Task goal: Copy all lines below containing "Norton".
— Begin Provided information —
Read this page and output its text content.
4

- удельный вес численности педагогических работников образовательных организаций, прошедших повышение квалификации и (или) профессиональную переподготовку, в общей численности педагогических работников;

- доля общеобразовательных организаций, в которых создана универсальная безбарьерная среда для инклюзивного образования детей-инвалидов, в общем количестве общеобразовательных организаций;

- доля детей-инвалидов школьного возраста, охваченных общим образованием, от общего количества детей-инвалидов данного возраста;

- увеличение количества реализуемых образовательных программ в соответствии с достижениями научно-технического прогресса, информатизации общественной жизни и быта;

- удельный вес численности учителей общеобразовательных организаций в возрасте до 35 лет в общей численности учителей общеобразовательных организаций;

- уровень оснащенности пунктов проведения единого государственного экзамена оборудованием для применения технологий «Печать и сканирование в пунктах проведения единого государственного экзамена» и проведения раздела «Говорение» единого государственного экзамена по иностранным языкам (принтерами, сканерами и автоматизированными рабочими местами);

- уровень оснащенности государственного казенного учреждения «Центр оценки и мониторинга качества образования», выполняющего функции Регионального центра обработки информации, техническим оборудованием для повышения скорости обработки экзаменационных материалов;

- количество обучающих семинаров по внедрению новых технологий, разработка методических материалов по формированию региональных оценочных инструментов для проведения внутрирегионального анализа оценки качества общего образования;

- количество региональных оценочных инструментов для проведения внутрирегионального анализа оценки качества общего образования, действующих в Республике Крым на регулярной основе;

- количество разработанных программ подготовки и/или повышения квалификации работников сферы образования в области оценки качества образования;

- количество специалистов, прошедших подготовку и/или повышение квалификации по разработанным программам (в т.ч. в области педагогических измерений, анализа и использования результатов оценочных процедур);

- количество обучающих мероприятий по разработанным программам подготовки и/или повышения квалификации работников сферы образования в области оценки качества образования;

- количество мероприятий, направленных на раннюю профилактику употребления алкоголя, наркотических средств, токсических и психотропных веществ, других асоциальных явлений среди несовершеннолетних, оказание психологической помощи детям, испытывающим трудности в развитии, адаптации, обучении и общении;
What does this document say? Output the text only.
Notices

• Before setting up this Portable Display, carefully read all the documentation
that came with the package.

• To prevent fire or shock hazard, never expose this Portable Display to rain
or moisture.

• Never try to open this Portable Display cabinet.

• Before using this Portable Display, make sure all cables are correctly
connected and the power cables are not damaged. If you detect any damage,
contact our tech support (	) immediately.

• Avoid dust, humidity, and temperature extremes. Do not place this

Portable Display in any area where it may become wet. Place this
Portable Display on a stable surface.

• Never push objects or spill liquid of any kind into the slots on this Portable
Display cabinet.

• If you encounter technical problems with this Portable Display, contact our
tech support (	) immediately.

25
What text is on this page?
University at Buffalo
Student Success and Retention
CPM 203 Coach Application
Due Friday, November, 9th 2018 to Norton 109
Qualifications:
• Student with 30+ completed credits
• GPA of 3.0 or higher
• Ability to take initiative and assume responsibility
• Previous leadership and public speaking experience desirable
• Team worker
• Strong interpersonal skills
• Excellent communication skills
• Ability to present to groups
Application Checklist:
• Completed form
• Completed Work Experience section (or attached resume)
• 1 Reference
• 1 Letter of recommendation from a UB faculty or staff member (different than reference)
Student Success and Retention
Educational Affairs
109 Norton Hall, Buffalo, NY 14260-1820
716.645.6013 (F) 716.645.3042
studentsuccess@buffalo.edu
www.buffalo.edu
— End Provided information —
Right answer:
Due Friday, November, 9th 2018 to Norton 109
109 Norton Hall, Buffalo, NY 14260-1820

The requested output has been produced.